Turbulência*
Eliane Cantanhêde
O ano de 2016 vai terminando e o de 2017 bate à porta com mais dúvidas do que certezas e com a sensação de que, quanto mais o presidente Michel Temer se isola no governo, mais ele fica refém de um Congresso carente de credibilidade e apavorado com a Lava Jato. A única boa notícia de Temer na semana passada foi a queda da inflação. Nesta, deve ser a aprovação do teto de gastos.
No mais, Temer se imiscuiu na crise entre Legislativo e
Judiciário, deixou vazarem que cedia em temas centrais da recém-lançada reforma
da Previdência e recuou na escolha do substituto de Geddel Vieira Lima na
Secretaria de Governo. Convenhamos, não são exatamente movimentos de quem se
sente firme feito uma rocha.
É claro que um alto grau de tensão entre Poderes,
especialmente em um momento de crise política e da economia, não é bom para
ninguém nem ajuda presidente nenhum. Mas Temer não precisava participar
ativamente da solução de meio-termo do Supremo, até porque a percepção na
opinião pública não é de esforço contra o imbróglio institucional, mas para
salvar o cargo de Renan Calheiros mais um mês e meio.
Quanto à reforma da Previdência, nada mais natural que o
governo envie ao Congresso uma proposta com “gorduras” para ter o que queimar
ao longo das negociações. E nada mais natural, ainda, que ouça sugestões,
reclamações, ponderações. Mas não precisa piar no primeiro urro das centrais
sindicais. Se pia assim na primeira semana, o que vai sobrar da reforma daqui a
seis meses?

### AÇÕES SOLICITADAS
a) Devolva, da coluna sobre o governo Temer, o trecho que vai de "Turbulência*" até "teto de gastos.".
b) Reescreva como tabela Markdown, com as colunas Posição e Linha, o trecho das linhas dos dados do exercício que vai do início até a linha que contém "svg-text:24 V: 24 V (234, 181, 261, 197)", omitindo as linhas em branco.

### DADOS DO EXERCÍCIO
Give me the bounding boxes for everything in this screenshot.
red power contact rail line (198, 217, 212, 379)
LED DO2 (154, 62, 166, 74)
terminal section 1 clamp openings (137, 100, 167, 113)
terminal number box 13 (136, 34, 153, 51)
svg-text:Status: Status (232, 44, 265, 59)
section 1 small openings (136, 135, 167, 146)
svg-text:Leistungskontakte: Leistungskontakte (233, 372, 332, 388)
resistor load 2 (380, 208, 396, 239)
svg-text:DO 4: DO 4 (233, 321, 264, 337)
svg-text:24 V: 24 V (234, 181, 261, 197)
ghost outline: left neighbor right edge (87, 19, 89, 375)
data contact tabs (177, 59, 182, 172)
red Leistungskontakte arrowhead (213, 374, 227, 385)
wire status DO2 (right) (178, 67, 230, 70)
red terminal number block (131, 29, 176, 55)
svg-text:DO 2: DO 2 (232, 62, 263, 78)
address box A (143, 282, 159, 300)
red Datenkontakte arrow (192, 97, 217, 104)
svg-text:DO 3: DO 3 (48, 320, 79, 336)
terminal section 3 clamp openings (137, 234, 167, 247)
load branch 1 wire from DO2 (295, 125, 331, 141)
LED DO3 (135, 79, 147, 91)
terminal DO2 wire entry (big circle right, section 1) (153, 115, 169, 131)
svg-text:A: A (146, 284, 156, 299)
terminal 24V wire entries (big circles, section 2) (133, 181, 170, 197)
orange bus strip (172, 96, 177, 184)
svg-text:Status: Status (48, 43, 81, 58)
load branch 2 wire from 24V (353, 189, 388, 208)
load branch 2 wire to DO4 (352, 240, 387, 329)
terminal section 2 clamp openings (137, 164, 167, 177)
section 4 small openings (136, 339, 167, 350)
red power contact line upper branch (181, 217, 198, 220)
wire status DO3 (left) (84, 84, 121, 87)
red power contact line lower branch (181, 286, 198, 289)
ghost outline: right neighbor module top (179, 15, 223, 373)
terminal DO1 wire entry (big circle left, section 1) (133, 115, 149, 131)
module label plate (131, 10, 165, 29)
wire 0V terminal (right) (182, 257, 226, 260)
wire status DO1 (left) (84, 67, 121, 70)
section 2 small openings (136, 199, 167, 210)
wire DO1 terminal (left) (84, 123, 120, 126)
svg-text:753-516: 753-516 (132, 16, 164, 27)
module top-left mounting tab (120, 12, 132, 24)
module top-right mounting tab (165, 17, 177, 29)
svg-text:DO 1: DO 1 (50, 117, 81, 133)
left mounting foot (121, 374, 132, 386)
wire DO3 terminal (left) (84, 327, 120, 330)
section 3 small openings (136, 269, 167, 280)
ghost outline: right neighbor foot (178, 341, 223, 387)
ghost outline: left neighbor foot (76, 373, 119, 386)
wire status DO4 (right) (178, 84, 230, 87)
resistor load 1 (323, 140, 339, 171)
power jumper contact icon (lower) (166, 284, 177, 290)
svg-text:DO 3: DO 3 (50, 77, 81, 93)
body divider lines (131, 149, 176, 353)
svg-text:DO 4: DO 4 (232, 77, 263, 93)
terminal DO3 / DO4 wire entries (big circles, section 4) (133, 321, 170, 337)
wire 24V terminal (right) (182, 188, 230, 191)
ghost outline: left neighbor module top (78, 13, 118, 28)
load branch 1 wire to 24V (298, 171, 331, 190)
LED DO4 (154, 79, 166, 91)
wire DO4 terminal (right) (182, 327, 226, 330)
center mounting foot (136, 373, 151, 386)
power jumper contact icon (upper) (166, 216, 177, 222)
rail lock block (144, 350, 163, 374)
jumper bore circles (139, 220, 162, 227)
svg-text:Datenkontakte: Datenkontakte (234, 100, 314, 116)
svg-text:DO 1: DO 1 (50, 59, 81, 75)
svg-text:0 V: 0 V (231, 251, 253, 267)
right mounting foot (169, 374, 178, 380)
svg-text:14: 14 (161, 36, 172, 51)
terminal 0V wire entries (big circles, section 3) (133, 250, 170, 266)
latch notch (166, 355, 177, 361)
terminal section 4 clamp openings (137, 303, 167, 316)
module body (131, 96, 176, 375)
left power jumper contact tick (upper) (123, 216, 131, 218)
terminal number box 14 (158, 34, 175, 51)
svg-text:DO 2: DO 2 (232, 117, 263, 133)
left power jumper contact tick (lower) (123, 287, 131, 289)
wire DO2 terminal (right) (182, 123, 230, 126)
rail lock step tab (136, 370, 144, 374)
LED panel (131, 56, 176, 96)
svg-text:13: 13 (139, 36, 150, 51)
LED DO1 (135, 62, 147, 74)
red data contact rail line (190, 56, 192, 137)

### RESPOSTAS POR TAREFA
a)
Turbulência*
Eliane Cantanhêde
O ano de 2016 vai terminando e o de 2017 bate à porta com mais dúvidas do que certezas e com a sensação de que, quanto mais o presidente Michel Temer se isola no governo, mais ele fica refém de um Congresso carente de credibilidade e apavorado com a Lava Jato. A única boa notícia de Temer na semana passada foi a queda da inflação. Nesta, deve ser a aprovação do teto de gastos.

b)
| Posição | Linha |
|---|---|
| 1 | Give me the bounding boxes for everything in this screenshot. |
| 2 | red power contact rail line (198, 217, 212, 379) |
| 3 | LED DO2 (154, 62, 166, 74) |
| 4 | terminal section 1 clamp openings (137, 100, 167, 113) |
| 5 | terminal number box 13 (136, 34, 153, 51) |
| 6 | svg-text:Status: Status (232, 44, 265, 59) |
| 7 | section 1 small openings (136, 135, 167, 146) |
| 8 | svg-text:Leistungskontakte: Leistungskontakte (233, 372, 332, 388) |
| 9 | resistor load 2 (380, 208, 396, 239) |
| 10 | svg-text:DO 4: DO 4 (233, 321, 264, 337) |
| 11 | svg-text:24 V: 24 V (234, 181, 261, 197) |